歯をもつてぎんなん割るや日本の夜 加藤楸邨【季語=銀杏(秋)】


歯をもつてぎんなん割るや日本の夜

加藤楸邨

やっと秋らしくなってきた。空は白いペンキを刷毛で拭ったような雲が浮かび、朝晩の気温は20℃を下回る日々が続く。今日は迷いなく長袖を選んだ。暑くなったら脱げばよいと思いながら、チョッキを着て、スーツの上着を羽織った。玄関を出て、ちょうどよい心地で安心した。

匂いが苦手で口にしない食材がある。たとえば、果物の王様「ドリアン」。マレーシアやインドネシア原産で、最近はタイでの生産量が多いフルーツである。見た目は固く尖ったトゲに覆われて、果実は大きく黄色い。味は濃厚な甘みがあるようだが、味わう前に匂いで諦める人が多い。私も3年間東南アジアに住んだが、一度も口に入れずに、逆に10メートル手前からでも‘ドリアン・センサー’が作動し、その存在を感知しては迂回したものだ。強烈な匂いを一言で表すと、Smelly Socksである。

ただ、匂いが苦手でも克服した料理がある。台湾の「臭豆腐」だ。これは発酵臭の強い豆腐料理で、文字通り、臭い豆腐である。臭豆腐は料理なので、匂いの薄いものがある。初心者は薄いものからスタートし、徐々に濃いものへ移行しても鼻が慣れていくのである。台湾に一年近く住んだ後には、臭く無ければ、臭豆腐ではないと思うほどすっかり魅了されてしまった。

表示エントリー
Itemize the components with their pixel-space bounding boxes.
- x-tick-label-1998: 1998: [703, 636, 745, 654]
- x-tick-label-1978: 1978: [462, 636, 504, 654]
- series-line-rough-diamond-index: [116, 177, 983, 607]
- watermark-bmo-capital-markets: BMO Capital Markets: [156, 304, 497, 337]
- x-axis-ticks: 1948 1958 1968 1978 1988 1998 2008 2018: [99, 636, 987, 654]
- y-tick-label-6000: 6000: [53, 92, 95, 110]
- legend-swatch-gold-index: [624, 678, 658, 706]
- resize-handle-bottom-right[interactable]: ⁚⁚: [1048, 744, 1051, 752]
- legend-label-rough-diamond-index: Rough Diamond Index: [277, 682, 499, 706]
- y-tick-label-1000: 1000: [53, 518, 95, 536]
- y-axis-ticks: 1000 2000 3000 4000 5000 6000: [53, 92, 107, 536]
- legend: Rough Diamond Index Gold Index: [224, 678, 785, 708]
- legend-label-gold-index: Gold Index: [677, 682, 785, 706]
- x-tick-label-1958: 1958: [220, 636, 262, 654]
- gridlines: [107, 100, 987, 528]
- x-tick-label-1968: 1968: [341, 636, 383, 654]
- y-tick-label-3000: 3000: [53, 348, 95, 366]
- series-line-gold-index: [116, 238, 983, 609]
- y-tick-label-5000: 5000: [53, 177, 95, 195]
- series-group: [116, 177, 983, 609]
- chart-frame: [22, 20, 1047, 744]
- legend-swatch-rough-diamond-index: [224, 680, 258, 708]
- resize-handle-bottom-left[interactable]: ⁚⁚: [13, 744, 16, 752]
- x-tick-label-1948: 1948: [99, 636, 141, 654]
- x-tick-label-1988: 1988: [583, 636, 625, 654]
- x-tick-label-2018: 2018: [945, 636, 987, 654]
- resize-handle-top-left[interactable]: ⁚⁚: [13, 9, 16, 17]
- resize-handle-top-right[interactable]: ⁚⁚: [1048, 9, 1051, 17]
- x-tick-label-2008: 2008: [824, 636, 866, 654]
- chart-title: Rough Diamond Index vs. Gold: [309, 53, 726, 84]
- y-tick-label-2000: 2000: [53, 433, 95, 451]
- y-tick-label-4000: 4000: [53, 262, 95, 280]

作業課題 1
本文のうち「やっと秋らしくなってきた。空」を含む箇所から「elly Socksである。」までを、「チョッキ」を「カーディガン」に置き換えて書き出してください。
作業課題 2
本文で、ドリアンの強烈な匂いは一言で何と表されていますか？
作業課題 3
臭豆腐やドリアンの匂いを綴った本文を、最後の文の後から書き継いでください。
ここにあるエントリーは本文とは無関係です。

課題の解答 1
やっと秋らしくなってきた。空は白いペンキを刷毛で拭ったような雲が浮かび、朝晩の気温は20℃を下回る日々が続く。今日は迷いなく長袖を選んだ。暑くなったら脱げばよいと思いながら、カーディガンを着て、スーツの上着を羽織った。玄関を出て、ちょうどよい心地で安心した。

匂いが苦手で口にしない食材がある。たとえば、果物の王様「ドリアン」。マレーシアやインドネシア原産で、最近はタイでの生産量が多いフルーツである。見た目は固く尖ったトゲに覆われて、果実は大きく黄色い。味は濃厚な甘みがあるようだが、味わう前に匂いで諦める人が多い。私も3年間東南アジアに住んだが、一度も口に入れずに、逆に10メートル手前からでも‘ドリアン・センサー’が作動し、その存在を感知しては迂回したものだ。強烈な匂いを一言で表すと、Smelly Socksである。

課題の解答 2
Smelly Socks

課題の解答 3
歯をもつてぎんなん割るや日本の夜 加藤楸邨

銀杏の匂いは苦手だが酒の肴だとついつい口に運んでしまう。銀杏入りの茶碗蒸しは食べないが、炒った銀杏は匂いが気にならず、苦みが酒にあう。掲句の通り、歯でカリリと殻を割り、なかの実を食すと何故か、ああ日本だなぁと思う。そういえば、海外で銀杏を食べた記憶がないなと思い返す。さあ、今宵も日本の夜を楽しもう。

塚本武州



【執筆者プロフィール】
塚本武州(つかもと・ぶしゅう)
1969 年、立川市生まれ。書道家の父親が俳号「武州」を命名。茶道家の母親の影響で俳句を始める。2000年〜2006年までイギリス、フランス、2011年〜2020年までドイツ、シンガポール、台湾に駐在。帰国後、本格的に俳句を習い、2021年4月号より俳誌『ホトトギス』へ出句。現在、社会人学生として、京都芸術大学通信教育部文芸コース及び博物館学芸員課程を履修中。国立市在住。妻と白猫(ユキ)の3人暮らし。